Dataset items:
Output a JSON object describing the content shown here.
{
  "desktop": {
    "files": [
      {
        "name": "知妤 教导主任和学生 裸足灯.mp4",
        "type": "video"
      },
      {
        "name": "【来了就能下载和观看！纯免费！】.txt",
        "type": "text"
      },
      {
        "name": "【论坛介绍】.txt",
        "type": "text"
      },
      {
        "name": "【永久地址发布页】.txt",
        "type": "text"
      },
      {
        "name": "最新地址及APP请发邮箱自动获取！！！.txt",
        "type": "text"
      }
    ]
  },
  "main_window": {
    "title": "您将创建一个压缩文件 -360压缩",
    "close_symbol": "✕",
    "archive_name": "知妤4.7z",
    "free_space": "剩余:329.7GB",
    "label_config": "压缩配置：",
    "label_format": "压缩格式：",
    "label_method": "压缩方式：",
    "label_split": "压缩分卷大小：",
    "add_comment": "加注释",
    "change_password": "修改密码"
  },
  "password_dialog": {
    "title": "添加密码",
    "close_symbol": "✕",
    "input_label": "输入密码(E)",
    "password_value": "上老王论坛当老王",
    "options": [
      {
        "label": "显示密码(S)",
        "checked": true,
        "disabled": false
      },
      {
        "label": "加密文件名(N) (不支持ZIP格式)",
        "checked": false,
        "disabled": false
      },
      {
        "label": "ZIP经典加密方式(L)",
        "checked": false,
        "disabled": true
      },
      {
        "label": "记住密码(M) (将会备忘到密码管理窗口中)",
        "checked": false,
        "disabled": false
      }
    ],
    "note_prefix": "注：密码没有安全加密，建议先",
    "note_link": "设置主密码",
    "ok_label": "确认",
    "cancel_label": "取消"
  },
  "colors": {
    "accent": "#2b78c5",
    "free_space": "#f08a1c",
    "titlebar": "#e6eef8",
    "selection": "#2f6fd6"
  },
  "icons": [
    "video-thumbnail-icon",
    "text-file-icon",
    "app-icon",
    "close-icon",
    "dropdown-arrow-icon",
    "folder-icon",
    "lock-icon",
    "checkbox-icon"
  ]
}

Exercise directions: Write out all the lines again, exactly as they are.

Task answer:
Output a JSON object describing the content shown here.
{
  "desktop": {
    "files": [
      {
        "name": "知妤 教导主任和学生 裸足灯.mp4",
        "type": "video"
      },
      {
        "name": "【来了就能下载和观看！纯免费！】.txt",
        "type": "text"
      },
      {
        "name": "【论坛介绍】.txt",
        "type": "text"
      },
      {
        "name": "【永久地址发布页】.txt",
        "type": "text"
      },
      {
        "name": "最新地址及APP请发邮箱自动获取！！！.txt",
        "type": "text"
      }
    ]
  },
  "main_window": {
    "title": "您将创建一个压缩文件 -360压缩",
    "close_symbol": "✕",
    "archive_name": "知妤4.7z",
    "free_space": "剩余:329.7GB",
    "label_config": "压缩配置：",
    "label_format": "压缩格式：",
    "label_method": "压缩方式：",
    "label_split": "压缩分卷大小：",
    "add_comment": "加注释",
    "change_password": "修改密码"
  },
  "password_dialog": {
    "title": "添加密码",
    "close_symbol": "✕",
    "input_label": "输入密码(E)",
    "password_value": "上老王论坛当老王",
    "options": [
      {
        "label": "显示密码(S)",
        "checked": true,
        "disabled": false
      },
      {
        "label": "加密文件名(N) (不支持ZIP格式)",
        "checked": false,
        "disabled": false
      },
      {
        "label": "ZIP经典加密方式(L)",
        "checked": false,
        "disabled": true
      },
      {
        "label": "记住密码(M) (将会备忘到密码管理窗口中)",
        "checked": false,
        "disabled": false
      }
    ],
    "note_prefix": "注：密码没有安全加密，建议先",
    "note_link": "设置主密码",
    "ok_label": "确认",
    "cancel_label": "取消"
  },
  "colors": {
    "accent": "#2b78c5",
    "free_space": "#f08a1c",
    "titlebar": "#e6eef8",
    "selection": "#2f6fd6"
  },
  "icons": [
    "video-thumbnail-icon",
    "text-file-icon",
    "app-icon",
    "close-icon",
    "dropdown-arrow-icon",
    "folder-icon",
    "lock-icon",
    "checkbox-icon"
  ]
}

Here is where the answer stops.